▶ _What you will do_
Look over the lines below. Report each one that includes the string "Daily".

====================

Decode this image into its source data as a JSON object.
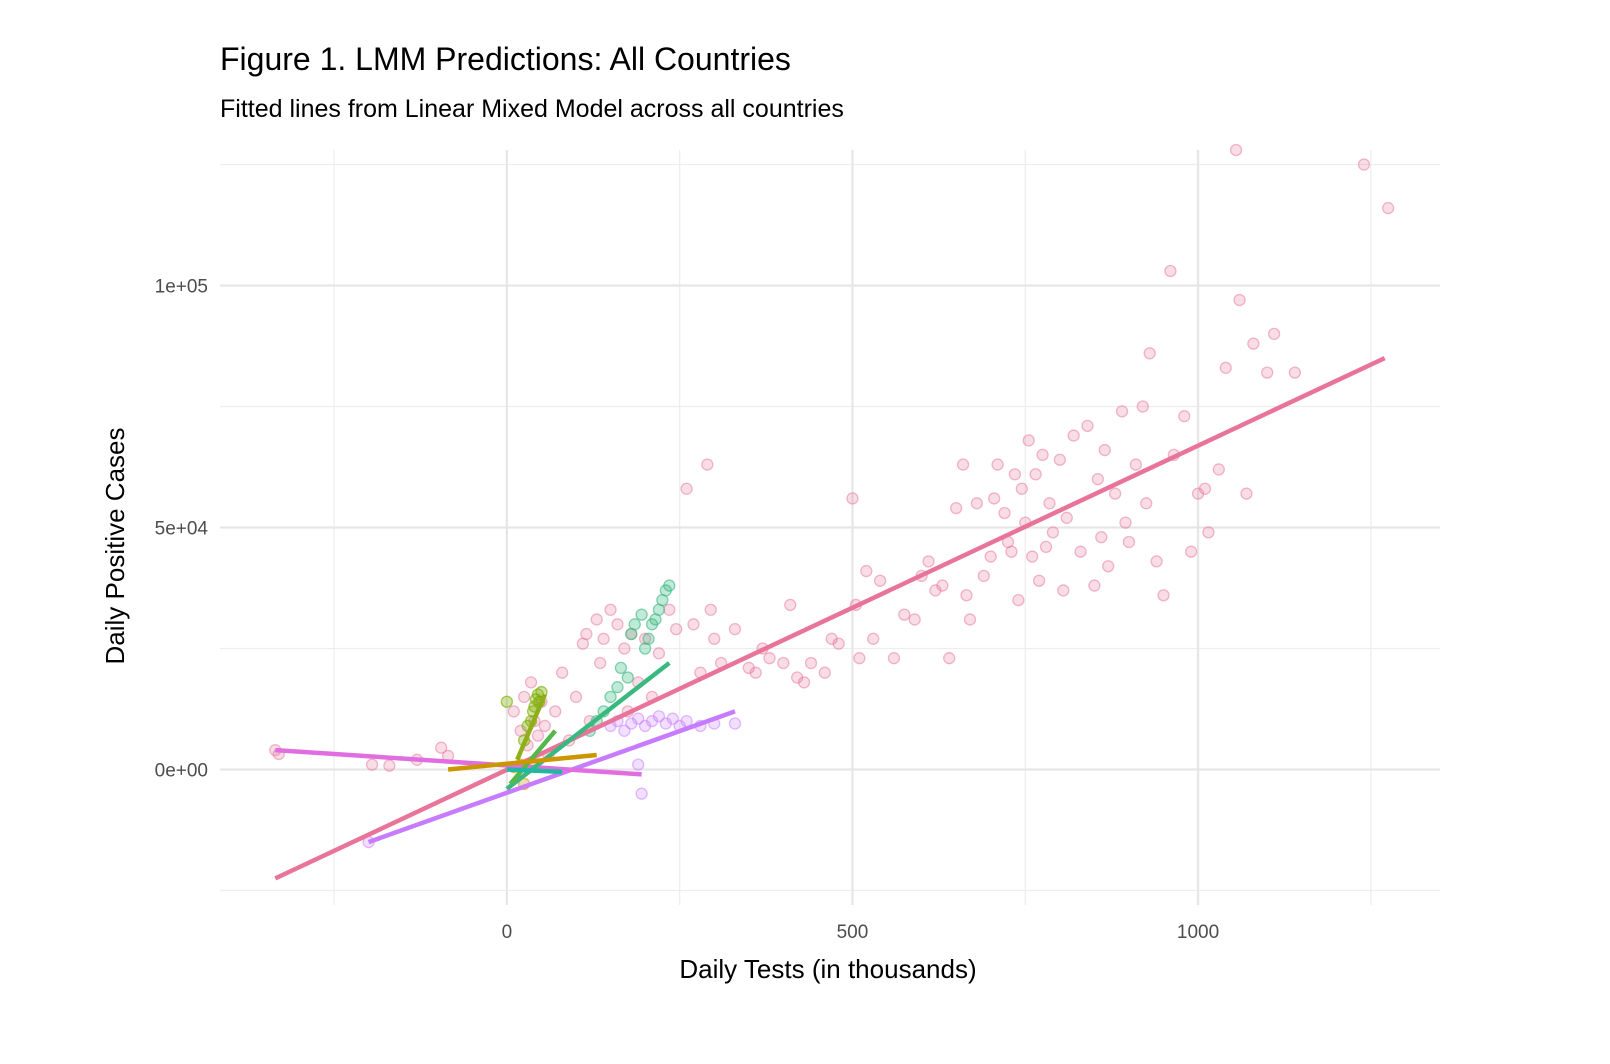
{
  "chart_data": {
    "type": "scatter",
    "title": "Figure 1. LMM Predictions: All Countries",
    "subtitle": "Fitted lines from Linear Mixed Model across all countries",
    "xlabel": "Daily Tests (in thousands)",
    "ylabel": "Daily Positive Cases",
    "xlim": [
      -415,
      1350
    ],
    "ylim": [
      -28000,
      128000
    ],
    "x_ticks": [
      0,
      500,
      1000
    ],
    "x_tick_labels": [
      "0",
      "500",
      "1000"
    ],
    "y_ticks": [
      0,
      50000,
      100000
    ],
    "y_tick_labels": [
      "0e+00",
      "5e+04",
      "1e+05"
    ],
    "grid": true,
    "legend": "none",
    "series": [
      {
        "color": "#e8749a",
        "point_opacity": 0.35,
        "points": [
          [
            -335,
            4000
          ],
          [
            -330,
            3200
          ],
          [
            -195,
            1000
          ],
          [
            -170,
            800
          ],
          [
            -130,
            2000
          ],
          [
            -95,
            4500
          ],
          [
            -85,
            2800
          ],
          [
            10,
            12000
          ],
          [
            20,
            8000
          ],
          [
            25,
            15000
          ],
          [
            30,
            5000
          ],
          [
            35,
            18000
          ],
          [
            40,
            10000
          ],
          [
            45,
            7000
          ],
          [
            50,
            14000
          ],
          [
            55,
            9000
          ],
          [
            60,
            3000
          ],
          [
            70,
            12000
          ],
          [
            80,
            20000
          ],
          [
            90,
            6000
          ],
          [
            100,
            15000
          ],
          [
            110,
            26000
          ],
          [
            115,
            28000
          ],
          [
            120,
            10000
          ],
          [
            130,
            31000
          ],
          [
            135,
            22000
          ],
          [
            140,
            27000
          ],
          [
            150,
            33000
          ],
          [
            160,
            30000
          ],
          [
            170,
            25000
          ],
          [
            175,
            12000
          ],
          [
            180,
            28000
          ],
          [
            190,
            18000
          ],
          [
            200,
            27000
          ],
          [
            210,
            15000
          ],
          [
            220,
            24000
          ],
          [
            235,
            33000
          ],
          [
            245,
            29000
          ],
          [
            260,
            58000
          ],
          [
            270,
            30000
          ],
          [
            280,
            20000
          ],
          [
            290,
            63000
          ],
          [
            295,
            33000
          ],
          [
            300,
            27000
          ],
          [
            310,
            22000
          ],
          [
            330,
            29000
          ],
          [
            350,
            21000
          ],
          [
            360,
            20000
          ],
          [
            370,
            25000
          ],
          [
            380,
            23000
          ],
          [
            400,
            22000
          ],
          [
            410,
            34000
          ],
          [
            420,
            19000
          ],
          [
            430,
            18000
          ],
          [
            440,
            22000
          ],
          [
            460,
            20000
          ],
          [
            470,
            27000
          ],
          [
            480,
            26000
          ],
          [
            500,
            56000
          ],
          [
            505,
            34000
          ],
          [
            510,
            23000
          ],
          [
            520,
            41000
          ],
          [
            530,
            27000
          ],
          [
            540,
            39000
          ],
          [
            560,
            23000
          ],
          [
            575,
            32000
          ],
          [
            590,
            31000
          ],
          [
            600,
            40000
          ],
          [
            610,
            43000
          ],
          [
            620,
            37000
          ],
          [
            630,
            38000
          ],
          [
            640,
            23000
          ],
          [
            650,
            54000
          ],
          [
            660,
            63000
          ],
          [
            665,
            36000
          ],
          [
            670,
            31000
          ],
          [
            680,
            55000
          ],
          [
            690,
            40000
          ],
          [
            700,
            44000
          ],
          [
            705,
            56000
          ],
          [
            710,
            63000
          ],
          [
            720,
            53000
          ],
          [
            725,
            47000
          ],
          [
            730,
            45000
          ],
          [
            735,
            61000
          ],
          [
            740,
            35000
          ],
          [
            745,
            58000
          ],
          [
            750,
            51000
          ],
          [
            755,
            68000
          ],
          [
            760,
            44000
          ],
          [
            765,
            61000
          ],
          [
            770,
            39000
          ],
          [
            775,
            65000
          ],
          [
            780,
            46000
          ],
          [
            785,
            55000
          ],
          [
            790,
            49000
          ],
          [
            800,
            64000
          ],
          [
            805,
            37000
          ],
          [
            810,
            52000
          ],
          [
            820,
            69000
          ],
          [
            830,
            45000
          ],
          [
            840,
            71000
          ],
          [
            850,
            38000
          ],
          [
            855,
            60000
          ],
          [
            860,
            48000
          ],
          [
            865,
            66000
          ],
          [
            870,
            42000
          ],
          [
            880,
            57000
          ],
          [
            890,
            74000
          ],
          [
            895,
            51000
          ],
          [
            900,
            47000
          ],
          [
            910,
            63000
          ],
          [
            920,
            75000
          ],
          [
            925,
            55000
          ],
          [
            930,
            86000
          ],
          [
            940,
            43000
          ],
          [
            950,
            36000
          ],
          [
            960,
            103000
          ],
          [
            965,
            65000
          ],
          [
            980,
            73000
          ],
          [
            990,
            45000
          ],
          [
            1000,
            57000
          ],
          [
            1010,
            58000
          ],
          [
            1015,
            49000
          ],
          [
            1030,
            62000
          ],
          [
            1040,
            83000
          ],
          [
            1055,
            128000
          ],
          [
            1060,
            97000
          ],
          [
            1070,
            57000
          ],
          [
            1080,
            88000
          ],
          [
            1100,
            82000
          ],
          [
            1110,
            90000
          ],
          [
            1140,
            82000
          ],
          [
            1240,
            125000
          ],
          [
            1275,
            116000
          ]
        ]
      },
      {
        "color": "#c77cff",
        "point_opacity": 0.35,
        "points": [
          [
            -200,
            -15000
          ],
          [
            150,
            9000
          ],
          [
            160,
            10000
          ],
          [
            170,
            8000
          ],
          [
            180,
            9500
          ],
          [
            190,
            10500
          ],
          [
            200,
            9000
          ],
          [
            210,
            10000
          ],
          [
            220,
            11000
          ],
          [
            230,
            9500
          ],
          [
            240,
            10500
          ],
          [
            250,
            9000
          ],
          [
            260,
            10000
          ],
          [
            280,
            9000
          ],
          [
            300,
            9500
          ],
          [
            330,
            9500
          ],
          [
            195,
            -5000
          ],
          [
            190,
            1000
          ]
        ]
      },
      {
        "color": "#39b880",
        "point_opacity": 0.45,
        "points": [
          [
            165,
            21000
          ],
          [
            175,
            19000
          ],
          [
            180,
            28000
          ],
          [
            185,
            30000
          ],
          [
            195,
            32000
          ],
          [
            200,
            25000
          ],
          [
            205,
            27000
          ],
          [
            210,
            30000
          ],
          [
            215,
            31000
          ],
          [
            220,
            33000
          ],
          [
            225,
            35000
          ],
          [
            230,
            37000
          ],
          [
            235,
            38000
          ],
          [
            150,
            15000
          ],
          [
            140,
            12000
          ],
          [
            130,
            10000
          ],
          [
            120,
            8000
          ],
          [
            160,
            17000
          ]
        ]
      },
      {
        "color": "#7cae00",
        "point_opacity": 0.5,
        "points": [
          [
            0,
            14000
          ],
          [
            40,
            13000
          ],
          [
            42,
            14500
          ],
          [
            45,
            15500
          ],
          [
            47,
            14000
          ],
          [
            50,
            16000
          ],
          [
            38,
            12000
          ],
          [
            35,
            10000
          ],
          [
            30,
            9000
          ],
          [
            25,
            6000
          ]
        ]
      },
      {
        "color": "#cd9600",
        "point_opacity": 0.45,
        "points": [
          [
            25,
            -3000
          ],
          [
            10,
            500
          ],
          [
            20,
            1000
          ],
          [
            40,
            500
          ]
        ]
      }
    ],
    "fitted_lines": [
      {
        "color": "#e8749a",
        "from": [
          -335,
          -22500
        ],
        "to": [
          1270,
          85000
        ]
      },
      {
        "color": "#c77cff",
        "from": [
          -200,
          -15000
        ],
        "to": [
          330,
          12000
        ]
      },
      {
        "color": "#e06ee0",
        "from": [
          -335,
          4000
        ],
        "to": [
          195,
          -1000
        ]
      },
      {
        "color": "#39b880",
        "from": [
          0,
          -4000
        ],
        "to": [
          235,
          22000
        ]
      },
      {
        "color": "#55b84a",
        "from": [
          5,
          -3000
        ],
        "to": [
          70,
          8000
        ]
      },
      {
        "color": "#8fae1a",
        "from": [
          15,
          2000
        ],
        "to": [
          55,
          15500
        ]
      },
      {
        "color": "#cd9600",
        "from": [
          -85,
          0
        ],
        "to": [
          130,
          3000
        ]
      },
      {
        "color": "#20b8a0",
        "from": [
          0,
          0
        ],
        "to": [
          80,
          -500
        ]
      }
    ]
  }
}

====================

▶ _Result for this exercise_
    "xlabel": "Daily Tests (in thousands)",
    "ylabel": "Daily Positive Cases",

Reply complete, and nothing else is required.